EXERCISE TASK: Which lines of the records contain "name"? Collect every one of them.

[Figure collection entries]
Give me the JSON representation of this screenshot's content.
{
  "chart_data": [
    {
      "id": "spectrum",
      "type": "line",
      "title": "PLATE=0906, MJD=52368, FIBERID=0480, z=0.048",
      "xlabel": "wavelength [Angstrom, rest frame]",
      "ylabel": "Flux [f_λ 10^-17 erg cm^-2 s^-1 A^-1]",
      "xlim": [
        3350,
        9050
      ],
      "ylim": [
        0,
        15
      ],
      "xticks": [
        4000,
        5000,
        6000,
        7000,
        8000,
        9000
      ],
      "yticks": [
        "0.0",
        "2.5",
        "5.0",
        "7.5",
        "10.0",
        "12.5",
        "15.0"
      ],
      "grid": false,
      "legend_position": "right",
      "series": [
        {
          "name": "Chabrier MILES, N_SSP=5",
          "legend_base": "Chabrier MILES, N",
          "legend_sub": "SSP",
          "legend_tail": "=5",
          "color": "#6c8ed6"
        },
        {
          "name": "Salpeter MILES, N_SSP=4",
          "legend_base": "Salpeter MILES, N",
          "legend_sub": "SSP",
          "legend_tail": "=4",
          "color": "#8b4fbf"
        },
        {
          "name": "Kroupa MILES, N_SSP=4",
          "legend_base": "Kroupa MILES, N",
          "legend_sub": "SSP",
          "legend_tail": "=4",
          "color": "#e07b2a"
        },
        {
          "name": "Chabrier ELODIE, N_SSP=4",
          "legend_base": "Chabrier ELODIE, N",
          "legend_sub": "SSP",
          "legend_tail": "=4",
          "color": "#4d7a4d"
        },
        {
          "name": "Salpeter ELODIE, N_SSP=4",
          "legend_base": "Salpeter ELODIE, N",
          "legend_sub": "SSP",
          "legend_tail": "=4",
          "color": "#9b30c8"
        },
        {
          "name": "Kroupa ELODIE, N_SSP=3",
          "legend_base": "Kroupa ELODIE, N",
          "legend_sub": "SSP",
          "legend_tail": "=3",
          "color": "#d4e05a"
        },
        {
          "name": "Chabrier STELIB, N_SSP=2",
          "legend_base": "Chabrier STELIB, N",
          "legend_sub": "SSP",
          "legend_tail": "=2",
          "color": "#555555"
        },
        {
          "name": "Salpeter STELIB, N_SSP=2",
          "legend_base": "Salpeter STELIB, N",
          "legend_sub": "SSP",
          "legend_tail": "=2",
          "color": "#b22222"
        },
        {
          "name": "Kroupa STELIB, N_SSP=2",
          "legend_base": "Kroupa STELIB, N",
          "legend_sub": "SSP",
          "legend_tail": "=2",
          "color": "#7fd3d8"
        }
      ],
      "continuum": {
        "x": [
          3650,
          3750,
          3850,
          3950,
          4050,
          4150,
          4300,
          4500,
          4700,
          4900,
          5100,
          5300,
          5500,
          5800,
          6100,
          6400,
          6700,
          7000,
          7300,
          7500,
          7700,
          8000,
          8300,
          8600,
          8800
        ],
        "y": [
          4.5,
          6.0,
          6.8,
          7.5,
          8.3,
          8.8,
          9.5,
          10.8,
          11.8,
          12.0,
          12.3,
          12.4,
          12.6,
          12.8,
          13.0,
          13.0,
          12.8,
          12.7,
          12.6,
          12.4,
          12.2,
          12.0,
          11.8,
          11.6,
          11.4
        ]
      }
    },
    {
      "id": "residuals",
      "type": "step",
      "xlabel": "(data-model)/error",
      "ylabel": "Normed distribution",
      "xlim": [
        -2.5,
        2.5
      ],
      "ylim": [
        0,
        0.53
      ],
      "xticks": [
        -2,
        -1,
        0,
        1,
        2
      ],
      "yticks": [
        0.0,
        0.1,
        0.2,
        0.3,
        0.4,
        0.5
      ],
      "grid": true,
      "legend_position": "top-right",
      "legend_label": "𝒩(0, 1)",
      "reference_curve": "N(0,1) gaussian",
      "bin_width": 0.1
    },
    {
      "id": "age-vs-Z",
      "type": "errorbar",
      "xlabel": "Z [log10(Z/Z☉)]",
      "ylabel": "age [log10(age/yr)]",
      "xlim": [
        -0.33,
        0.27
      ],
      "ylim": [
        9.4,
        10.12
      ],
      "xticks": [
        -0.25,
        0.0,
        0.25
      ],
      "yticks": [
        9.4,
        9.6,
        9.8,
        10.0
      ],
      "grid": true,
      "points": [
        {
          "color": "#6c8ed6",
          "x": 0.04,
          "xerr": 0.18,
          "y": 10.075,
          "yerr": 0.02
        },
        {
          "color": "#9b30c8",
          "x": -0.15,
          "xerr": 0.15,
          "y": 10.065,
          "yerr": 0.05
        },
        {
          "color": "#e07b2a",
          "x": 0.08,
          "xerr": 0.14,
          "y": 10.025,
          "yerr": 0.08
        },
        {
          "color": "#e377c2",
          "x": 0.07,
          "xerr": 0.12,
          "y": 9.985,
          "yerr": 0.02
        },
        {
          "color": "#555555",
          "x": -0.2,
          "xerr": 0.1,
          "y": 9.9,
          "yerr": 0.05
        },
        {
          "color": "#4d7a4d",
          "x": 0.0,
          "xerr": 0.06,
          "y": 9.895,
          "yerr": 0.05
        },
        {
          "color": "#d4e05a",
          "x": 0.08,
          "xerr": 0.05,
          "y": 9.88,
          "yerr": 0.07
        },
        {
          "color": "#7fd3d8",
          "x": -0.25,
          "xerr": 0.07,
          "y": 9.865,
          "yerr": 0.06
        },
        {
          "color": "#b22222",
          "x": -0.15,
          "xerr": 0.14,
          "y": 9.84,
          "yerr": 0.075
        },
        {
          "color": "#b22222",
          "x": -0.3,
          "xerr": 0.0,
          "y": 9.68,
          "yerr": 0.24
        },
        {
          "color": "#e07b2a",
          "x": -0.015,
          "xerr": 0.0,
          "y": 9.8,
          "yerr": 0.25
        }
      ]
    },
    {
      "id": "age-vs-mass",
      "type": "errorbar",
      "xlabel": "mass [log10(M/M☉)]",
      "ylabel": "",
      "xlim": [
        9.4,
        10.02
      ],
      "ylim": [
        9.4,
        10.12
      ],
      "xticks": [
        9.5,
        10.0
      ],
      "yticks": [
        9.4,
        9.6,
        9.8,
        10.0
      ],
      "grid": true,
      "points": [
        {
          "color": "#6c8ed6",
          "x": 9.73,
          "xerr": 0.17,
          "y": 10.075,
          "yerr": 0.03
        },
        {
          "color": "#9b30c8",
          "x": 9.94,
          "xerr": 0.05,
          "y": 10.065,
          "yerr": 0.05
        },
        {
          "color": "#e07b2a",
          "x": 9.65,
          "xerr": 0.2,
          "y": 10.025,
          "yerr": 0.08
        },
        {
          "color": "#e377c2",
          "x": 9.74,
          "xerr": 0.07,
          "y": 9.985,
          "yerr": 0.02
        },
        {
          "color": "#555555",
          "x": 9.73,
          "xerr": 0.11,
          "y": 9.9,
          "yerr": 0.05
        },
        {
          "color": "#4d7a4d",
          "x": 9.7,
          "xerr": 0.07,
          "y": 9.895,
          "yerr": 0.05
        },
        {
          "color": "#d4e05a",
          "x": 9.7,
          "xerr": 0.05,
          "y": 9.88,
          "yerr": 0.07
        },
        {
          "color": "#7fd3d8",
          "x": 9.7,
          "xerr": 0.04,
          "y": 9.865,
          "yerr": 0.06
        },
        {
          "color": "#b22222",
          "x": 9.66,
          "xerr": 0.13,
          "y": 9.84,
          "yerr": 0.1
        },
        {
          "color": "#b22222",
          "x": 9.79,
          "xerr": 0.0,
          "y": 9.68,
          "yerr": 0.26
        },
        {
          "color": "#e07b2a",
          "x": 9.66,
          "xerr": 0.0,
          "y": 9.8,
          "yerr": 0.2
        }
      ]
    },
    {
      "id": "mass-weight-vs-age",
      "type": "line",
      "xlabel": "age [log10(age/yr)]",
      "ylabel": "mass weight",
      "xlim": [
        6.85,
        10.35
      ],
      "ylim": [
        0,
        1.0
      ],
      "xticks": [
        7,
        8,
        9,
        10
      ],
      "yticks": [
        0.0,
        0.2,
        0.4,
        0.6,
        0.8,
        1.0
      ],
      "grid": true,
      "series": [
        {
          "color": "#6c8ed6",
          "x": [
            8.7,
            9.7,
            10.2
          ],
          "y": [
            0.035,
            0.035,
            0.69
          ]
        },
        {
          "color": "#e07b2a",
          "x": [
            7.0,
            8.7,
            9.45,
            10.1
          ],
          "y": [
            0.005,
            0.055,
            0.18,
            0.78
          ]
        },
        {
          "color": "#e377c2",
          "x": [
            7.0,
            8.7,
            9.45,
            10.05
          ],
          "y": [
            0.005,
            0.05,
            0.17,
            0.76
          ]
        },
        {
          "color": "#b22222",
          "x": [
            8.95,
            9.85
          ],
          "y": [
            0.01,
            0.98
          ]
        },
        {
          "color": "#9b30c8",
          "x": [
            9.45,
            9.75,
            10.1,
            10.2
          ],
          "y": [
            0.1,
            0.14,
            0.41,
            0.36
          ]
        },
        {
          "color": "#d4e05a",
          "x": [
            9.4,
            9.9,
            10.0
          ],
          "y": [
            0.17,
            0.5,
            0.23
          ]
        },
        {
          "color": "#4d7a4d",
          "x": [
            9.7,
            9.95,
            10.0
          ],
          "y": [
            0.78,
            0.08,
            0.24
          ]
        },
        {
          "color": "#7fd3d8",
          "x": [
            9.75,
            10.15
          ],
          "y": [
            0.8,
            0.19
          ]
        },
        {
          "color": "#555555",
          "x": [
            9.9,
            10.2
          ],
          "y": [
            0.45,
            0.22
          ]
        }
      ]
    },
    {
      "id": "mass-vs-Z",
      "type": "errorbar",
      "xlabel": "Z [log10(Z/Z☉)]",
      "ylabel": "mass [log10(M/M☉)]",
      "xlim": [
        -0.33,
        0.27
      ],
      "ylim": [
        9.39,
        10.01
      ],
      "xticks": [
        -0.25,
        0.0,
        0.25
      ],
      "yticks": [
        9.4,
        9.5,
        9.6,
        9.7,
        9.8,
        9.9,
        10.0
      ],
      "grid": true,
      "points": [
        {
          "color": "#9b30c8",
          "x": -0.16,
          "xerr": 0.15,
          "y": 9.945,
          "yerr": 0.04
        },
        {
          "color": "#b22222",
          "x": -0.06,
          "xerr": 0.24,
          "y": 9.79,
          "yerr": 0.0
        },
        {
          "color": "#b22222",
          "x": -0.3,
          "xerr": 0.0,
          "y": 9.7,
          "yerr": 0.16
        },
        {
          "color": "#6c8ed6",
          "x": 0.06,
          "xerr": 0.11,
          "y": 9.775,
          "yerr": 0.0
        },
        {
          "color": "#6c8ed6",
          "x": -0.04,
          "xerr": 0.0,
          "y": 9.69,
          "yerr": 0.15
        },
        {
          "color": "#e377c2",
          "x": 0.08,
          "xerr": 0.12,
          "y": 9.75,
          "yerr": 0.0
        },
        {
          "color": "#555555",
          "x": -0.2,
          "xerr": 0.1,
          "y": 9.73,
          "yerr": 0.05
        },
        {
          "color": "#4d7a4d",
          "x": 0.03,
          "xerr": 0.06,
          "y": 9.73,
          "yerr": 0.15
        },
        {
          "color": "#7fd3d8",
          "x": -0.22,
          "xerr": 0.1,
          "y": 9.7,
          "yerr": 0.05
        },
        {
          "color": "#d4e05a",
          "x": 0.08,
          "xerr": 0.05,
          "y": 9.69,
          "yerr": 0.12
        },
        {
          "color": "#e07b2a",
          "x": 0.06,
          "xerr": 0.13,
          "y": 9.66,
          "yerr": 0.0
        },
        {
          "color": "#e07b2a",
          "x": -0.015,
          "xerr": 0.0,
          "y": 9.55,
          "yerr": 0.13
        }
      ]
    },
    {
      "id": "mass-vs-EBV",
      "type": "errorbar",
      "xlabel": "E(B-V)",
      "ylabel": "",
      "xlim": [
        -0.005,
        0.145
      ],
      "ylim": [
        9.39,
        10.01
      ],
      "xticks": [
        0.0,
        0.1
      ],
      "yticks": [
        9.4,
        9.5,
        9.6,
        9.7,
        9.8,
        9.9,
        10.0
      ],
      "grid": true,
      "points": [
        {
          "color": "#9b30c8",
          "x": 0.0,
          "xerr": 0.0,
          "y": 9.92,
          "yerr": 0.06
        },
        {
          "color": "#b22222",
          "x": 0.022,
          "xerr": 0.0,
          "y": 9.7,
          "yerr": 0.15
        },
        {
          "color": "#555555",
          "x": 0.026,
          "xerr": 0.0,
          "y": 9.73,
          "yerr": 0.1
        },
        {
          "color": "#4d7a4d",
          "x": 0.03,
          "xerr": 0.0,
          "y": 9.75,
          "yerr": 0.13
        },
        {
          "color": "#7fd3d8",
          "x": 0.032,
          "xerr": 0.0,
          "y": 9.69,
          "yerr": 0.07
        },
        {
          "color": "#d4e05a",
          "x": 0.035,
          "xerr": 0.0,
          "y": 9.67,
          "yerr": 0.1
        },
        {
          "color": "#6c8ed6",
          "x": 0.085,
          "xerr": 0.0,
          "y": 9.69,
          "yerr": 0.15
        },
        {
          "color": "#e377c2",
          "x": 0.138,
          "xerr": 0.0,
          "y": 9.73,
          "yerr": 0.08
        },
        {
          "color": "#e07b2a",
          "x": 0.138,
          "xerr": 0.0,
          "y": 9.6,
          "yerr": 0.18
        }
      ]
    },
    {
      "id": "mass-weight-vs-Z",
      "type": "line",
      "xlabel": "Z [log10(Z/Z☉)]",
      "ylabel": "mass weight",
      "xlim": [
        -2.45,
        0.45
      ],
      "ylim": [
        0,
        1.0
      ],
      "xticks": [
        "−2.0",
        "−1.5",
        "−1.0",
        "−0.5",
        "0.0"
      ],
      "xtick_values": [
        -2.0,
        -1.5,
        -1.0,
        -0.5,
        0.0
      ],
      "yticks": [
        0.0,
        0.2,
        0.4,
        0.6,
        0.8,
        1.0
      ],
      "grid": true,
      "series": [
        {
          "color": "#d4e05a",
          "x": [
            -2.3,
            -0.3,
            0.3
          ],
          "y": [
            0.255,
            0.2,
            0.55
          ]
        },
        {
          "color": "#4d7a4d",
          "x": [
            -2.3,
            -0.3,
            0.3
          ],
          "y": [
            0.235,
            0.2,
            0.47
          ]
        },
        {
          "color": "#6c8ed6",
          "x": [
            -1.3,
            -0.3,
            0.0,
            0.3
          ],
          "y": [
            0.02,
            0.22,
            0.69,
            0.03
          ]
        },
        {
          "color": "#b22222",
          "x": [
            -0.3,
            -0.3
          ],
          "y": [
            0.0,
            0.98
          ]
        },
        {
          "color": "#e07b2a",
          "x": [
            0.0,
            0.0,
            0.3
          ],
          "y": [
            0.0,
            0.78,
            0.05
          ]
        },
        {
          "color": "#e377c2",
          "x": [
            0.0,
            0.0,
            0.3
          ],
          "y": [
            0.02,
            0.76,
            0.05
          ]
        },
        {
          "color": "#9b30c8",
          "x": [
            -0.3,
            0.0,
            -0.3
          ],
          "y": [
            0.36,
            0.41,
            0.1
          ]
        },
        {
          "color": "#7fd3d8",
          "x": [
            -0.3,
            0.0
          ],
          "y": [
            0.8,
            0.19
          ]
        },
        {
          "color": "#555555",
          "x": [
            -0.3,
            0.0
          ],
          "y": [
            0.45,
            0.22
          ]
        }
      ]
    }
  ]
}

RESPONSE TO THE EXERCISE:
          "name": "Chabrier MILES, N_SSP=5",
          "name": "Salpeter MILES, N_SSP=4",
          "name": "Kroupa MILES, N_SSP=4",
          "name": "Chabrier ELODIE, N_SSP=4",
          "name": "Salpeter ELODIE, N_SSP=4",
          "name": "Kroupa ELODIE, N_SSP=3",
          "name": "Chabrier STELIB, N_SSP=2",
          "name": "Salpeter STELIB, N_SSP=2",
          "name": "Kroupa STELIB, N_SSP=2",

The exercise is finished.